» Aim of the task: Pick out each line of the records that includes the string "secretion", and copy it.

____________

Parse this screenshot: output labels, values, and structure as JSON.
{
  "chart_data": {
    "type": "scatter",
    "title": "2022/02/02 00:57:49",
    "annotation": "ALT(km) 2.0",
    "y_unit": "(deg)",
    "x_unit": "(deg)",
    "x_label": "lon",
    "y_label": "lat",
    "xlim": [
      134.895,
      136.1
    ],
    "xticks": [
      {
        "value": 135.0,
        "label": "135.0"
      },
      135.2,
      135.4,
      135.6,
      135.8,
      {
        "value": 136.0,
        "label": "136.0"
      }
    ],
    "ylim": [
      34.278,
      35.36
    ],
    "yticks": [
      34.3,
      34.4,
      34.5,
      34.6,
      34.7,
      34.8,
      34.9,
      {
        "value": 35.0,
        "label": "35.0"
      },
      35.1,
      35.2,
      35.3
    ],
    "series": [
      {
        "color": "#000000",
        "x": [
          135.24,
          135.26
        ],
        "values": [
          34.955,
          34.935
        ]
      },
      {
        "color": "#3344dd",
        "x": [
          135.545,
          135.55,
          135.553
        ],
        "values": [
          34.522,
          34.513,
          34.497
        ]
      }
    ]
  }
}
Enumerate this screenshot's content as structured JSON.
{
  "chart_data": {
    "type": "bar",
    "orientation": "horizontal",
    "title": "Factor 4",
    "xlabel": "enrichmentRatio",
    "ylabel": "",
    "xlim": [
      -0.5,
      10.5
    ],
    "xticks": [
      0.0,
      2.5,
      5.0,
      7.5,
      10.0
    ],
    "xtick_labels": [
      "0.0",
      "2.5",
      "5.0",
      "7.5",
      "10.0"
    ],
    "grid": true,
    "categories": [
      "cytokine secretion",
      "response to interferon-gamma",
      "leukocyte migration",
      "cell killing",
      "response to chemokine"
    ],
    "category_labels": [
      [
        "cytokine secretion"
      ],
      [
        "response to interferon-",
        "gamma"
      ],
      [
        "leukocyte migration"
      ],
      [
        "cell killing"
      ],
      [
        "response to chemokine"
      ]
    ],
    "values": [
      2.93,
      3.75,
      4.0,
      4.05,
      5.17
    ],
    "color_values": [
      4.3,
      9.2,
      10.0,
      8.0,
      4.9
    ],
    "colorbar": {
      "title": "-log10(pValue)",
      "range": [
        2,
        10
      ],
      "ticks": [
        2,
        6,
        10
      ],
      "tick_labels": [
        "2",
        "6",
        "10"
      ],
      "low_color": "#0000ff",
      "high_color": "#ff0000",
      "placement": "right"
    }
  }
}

____________

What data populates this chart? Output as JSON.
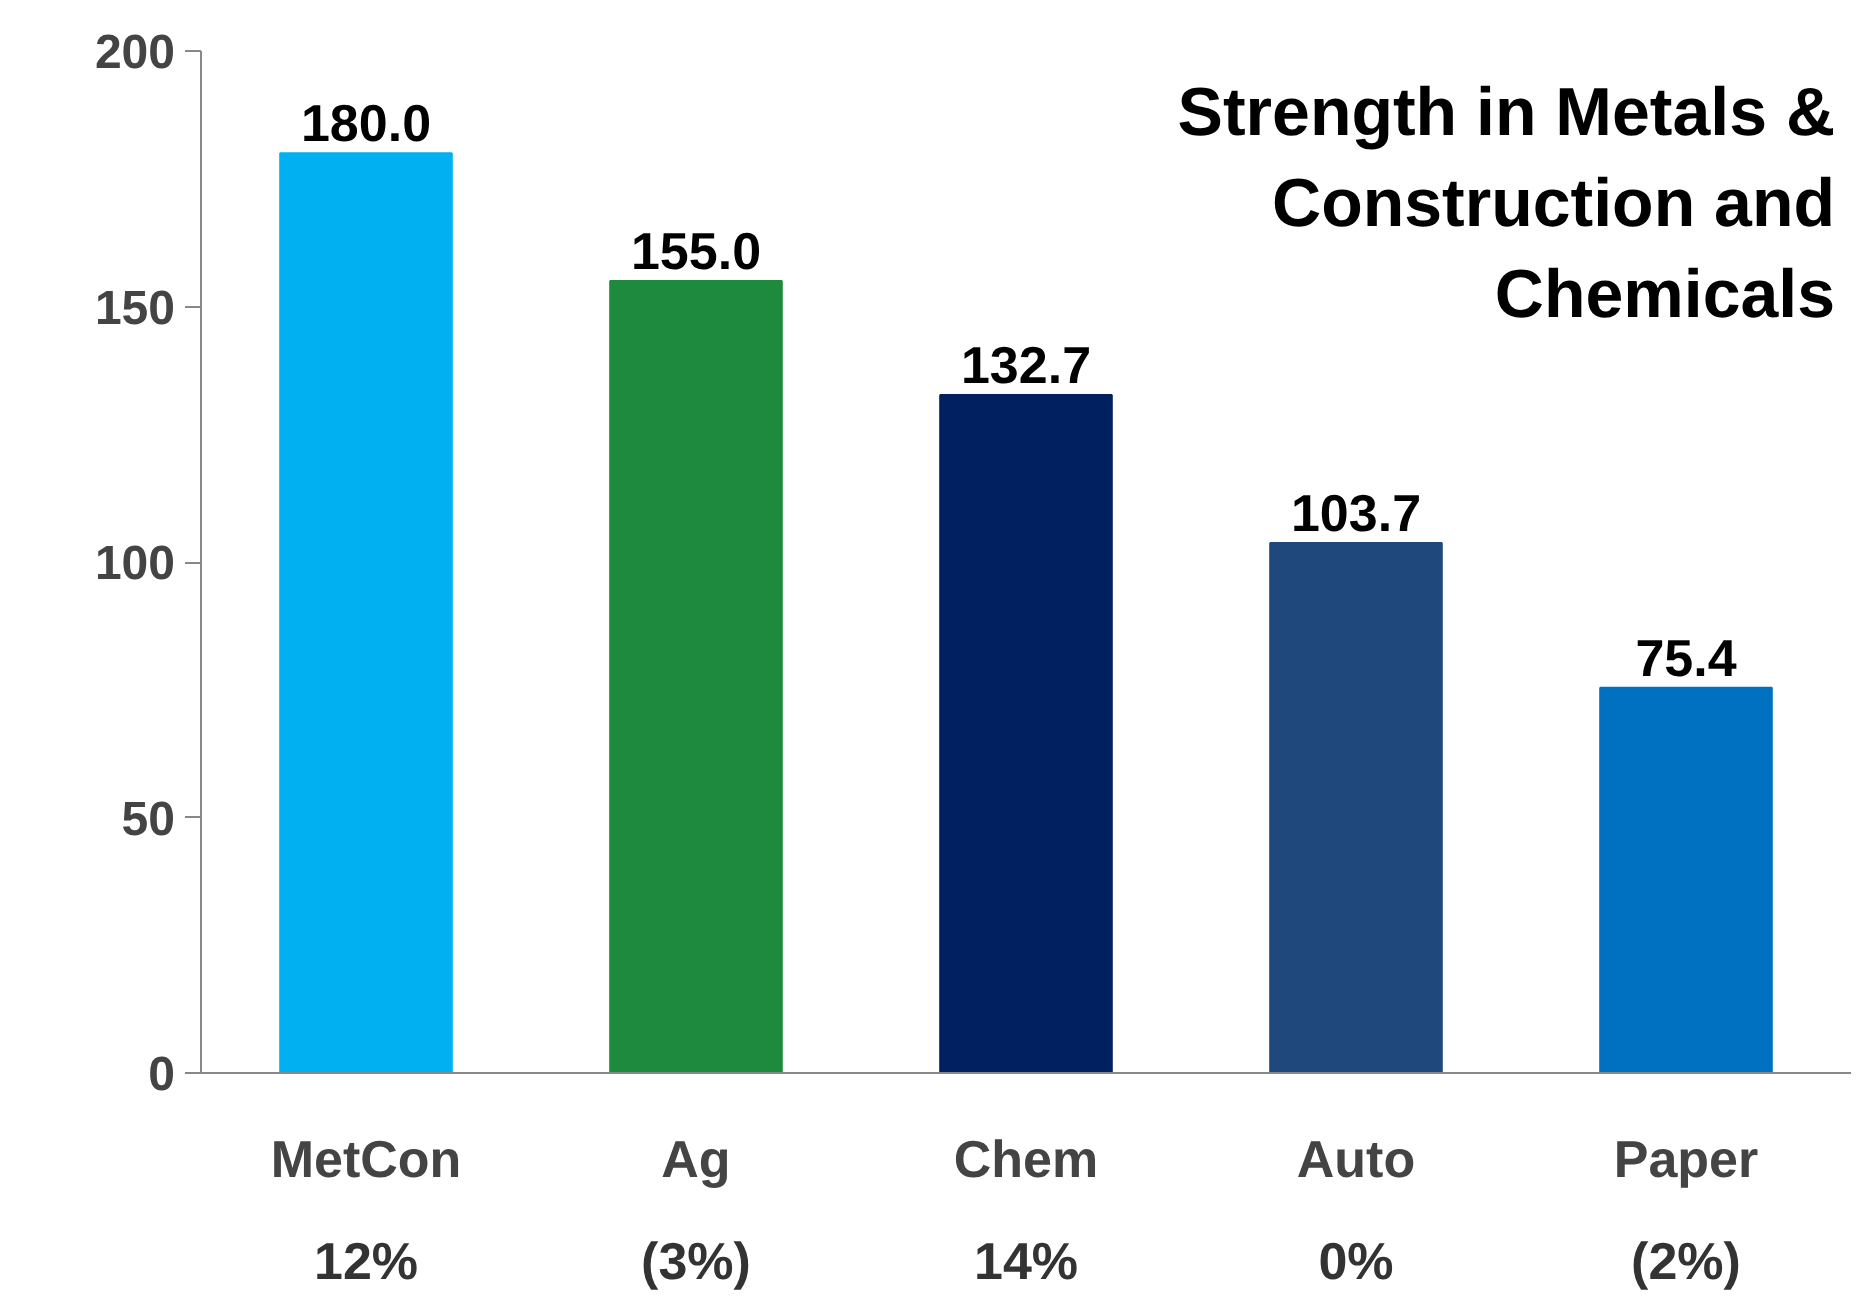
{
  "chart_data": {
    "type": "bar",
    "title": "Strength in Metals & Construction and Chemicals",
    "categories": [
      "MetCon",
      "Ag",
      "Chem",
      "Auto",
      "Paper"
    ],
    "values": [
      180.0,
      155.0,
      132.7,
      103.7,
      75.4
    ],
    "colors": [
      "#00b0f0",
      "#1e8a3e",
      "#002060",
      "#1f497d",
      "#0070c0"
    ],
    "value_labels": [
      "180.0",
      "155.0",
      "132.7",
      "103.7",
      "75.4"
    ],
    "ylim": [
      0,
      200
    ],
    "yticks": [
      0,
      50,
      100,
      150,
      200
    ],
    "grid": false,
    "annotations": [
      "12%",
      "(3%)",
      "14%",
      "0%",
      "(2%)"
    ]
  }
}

____________

» Complete response:
      "cytokine secretion",
        "cytokine secretion"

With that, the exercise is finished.